- _Direction_: Copy every entry exactly.

------------------------

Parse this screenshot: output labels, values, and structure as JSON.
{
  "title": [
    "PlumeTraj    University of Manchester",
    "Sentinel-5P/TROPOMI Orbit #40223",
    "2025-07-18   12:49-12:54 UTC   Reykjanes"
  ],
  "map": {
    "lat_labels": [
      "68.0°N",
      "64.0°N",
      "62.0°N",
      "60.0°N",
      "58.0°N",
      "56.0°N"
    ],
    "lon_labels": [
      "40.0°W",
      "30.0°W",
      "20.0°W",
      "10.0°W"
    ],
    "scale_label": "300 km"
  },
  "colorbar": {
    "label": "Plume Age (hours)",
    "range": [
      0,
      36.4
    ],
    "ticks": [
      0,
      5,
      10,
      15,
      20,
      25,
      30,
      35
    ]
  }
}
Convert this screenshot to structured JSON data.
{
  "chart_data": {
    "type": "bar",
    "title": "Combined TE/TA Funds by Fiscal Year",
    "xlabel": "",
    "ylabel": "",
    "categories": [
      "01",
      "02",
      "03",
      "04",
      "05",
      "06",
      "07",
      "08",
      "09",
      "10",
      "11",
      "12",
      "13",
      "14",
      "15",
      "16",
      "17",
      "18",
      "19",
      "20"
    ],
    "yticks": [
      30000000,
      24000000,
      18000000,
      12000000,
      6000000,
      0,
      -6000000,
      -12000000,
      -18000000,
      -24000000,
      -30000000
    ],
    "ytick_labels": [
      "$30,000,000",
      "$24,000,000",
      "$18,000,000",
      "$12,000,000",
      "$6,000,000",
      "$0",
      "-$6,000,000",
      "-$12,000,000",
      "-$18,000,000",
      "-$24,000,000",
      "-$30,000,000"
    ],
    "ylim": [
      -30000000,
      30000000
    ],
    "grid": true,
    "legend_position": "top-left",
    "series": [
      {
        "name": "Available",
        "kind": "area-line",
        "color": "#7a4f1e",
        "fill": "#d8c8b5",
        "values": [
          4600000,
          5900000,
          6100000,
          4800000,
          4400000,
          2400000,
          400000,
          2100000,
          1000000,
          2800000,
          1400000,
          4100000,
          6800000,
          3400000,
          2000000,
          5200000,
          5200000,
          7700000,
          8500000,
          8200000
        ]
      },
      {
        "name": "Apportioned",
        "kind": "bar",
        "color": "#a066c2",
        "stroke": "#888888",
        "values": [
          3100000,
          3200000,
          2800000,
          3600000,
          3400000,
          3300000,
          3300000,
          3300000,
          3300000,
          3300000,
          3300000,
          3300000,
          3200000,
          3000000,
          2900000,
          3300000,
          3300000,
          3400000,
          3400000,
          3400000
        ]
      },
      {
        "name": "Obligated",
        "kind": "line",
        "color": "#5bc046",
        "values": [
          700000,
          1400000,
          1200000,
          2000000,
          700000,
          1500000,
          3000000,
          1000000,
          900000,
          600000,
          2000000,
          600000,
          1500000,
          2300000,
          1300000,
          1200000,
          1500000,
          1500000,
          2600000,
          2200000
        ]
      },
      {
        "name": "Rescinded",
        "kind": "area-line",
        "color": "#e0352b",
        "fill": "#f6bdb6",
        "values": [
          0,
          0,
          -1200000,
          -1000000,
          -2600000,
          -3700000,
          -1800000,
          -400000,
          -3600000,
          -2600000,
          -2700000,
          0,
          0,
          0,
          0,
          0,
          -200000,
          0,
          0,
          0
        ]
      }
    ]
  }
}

------------------------

- _Exercise result_:
Parse this screenshot: output labels, values, and structure as JSON.
{
  "title": [
    "PlumeTraj    University of Manchester",
    "Sentinel-5P/TROPOMI Orbit #40223",
    "2025-07-18   12:49-12:54 UTC   Reykjanes"
  ],
  "map": {
    "lat_labels": [
      "68.0°N",
      "64.0°N",
      "62.0°N",
      "60.0°N",
      "58.0°N",
      "56.0°N"
    ],
    "lon_labels": [
      "40.0°W",
      "30.0°W",
      "20.0°W",
      "10.0°W"
    ],
    "scale_label": "300 km"
  },
  "colorbar": {
    "label": "Plume Age (hours)",
    "range": [
      0,
      36.4
    ],
    "ticks": [
      0,
      5,
      10,
      15,
      20,
      25,
      30,
      35
    ]
  }
}
Convert this screenshot to structured JSON data.
{
  "chart_data": {
    "type": "bar",
    "title": "Combined TE/TA Funds by Fiscal Year",
    "xlabel": "",
    "ylabel": "",
    "categories": [
      "01",
      "02",
      "03",
      "04",
      "05",
      "06",
      "07",
      "08",
      "09",
      "10",
      "11",
      "12",
      "13",
      "14",
      "15",
      "16",
      "17",
      "18",
      "19",
      "20"
    ],
    "yticks": [
      30000000,
      24000000,
      18000000,
      12000000,
      6000000,
      0,
      -6000000,
      -12000000,
      -18000000,
      -24000000,
      -30000000
    ],
    "ytick_labels": [
      "$30,000,000",
      "$24,000,000",
      "$18,000,000",
      "$12,000,000",
      "$6,000,000",
      "$0",
      "-$6,000,000",
      "-$12,000,000",
      "-$18,000,000",
      "-$24,000,000",
      "-$30,000,000"
    ],
    "ylim": [
      -30000000,
      30000000
    ],
    "grid": true,
    "legend_position": "top-left",
    "series": [
      {
        "name": "Available",
        "kind": "area-line",
        "color": "#7a4f1e",
        "fill": "#d8c8b5",
        "values": [
          4600000,
          5900000,
          6100000,
          4800000,
          4400000,
          2400000,
          400000,
          2100000,
          1000000,
          2800000,
          1400000,
          4100000,
          6800000,
          3400000,
          2000000,
          5200000,
          5200000,
          7700000,
          8500000,
          8200000
        ]
      },
      {
        "name": "Apportioned",
        "kind": "bar",
        "color": "#a066c2",
        "stroke": "#888888",
        "values": [
          3100000,
          3200000,
          2800000,
          3600000,
          3400000,
          3300000,
          3300000,
          3300000,
          3300000,
          3300000,
          3300000,
          3300000,
          3200000,
          3000000,
          2900000,
          3300000,
          3300000,
          3400000,
          3400000,
          3400000
        ]
      },
      {
        "name": "Obligated",
        "kind": "line",
        "color": "#5bc046",
        "values": [
          700000,
          1400000,
          1200000,
          2000000,
          700000,
          1500000,
          3000000,
          1000000,
          900000,
          600000,
          2000000,
          600000,
          1500000,
          2300000,
          1300000,
          1200000,
          1500000,
          1500000,
          2600000,
          2200000
        ]
      },
      {
        "name": "Rescinded",
        "kind": "area-line",
        "color": "#e0352b",
        "fill": "#f6bdb6",
        "values": [
          0,
          0,
          -1200000,
          -1000000,
          -2600000,
          -3700000,
          -1800000,
          -400000,
          -3600000,
          -2600000,
          -2700000,
          0,
          0,
          0,
          0,
          0,
          -200000,
          0,
          0,
          0
        ]
      }
    ]
  }
}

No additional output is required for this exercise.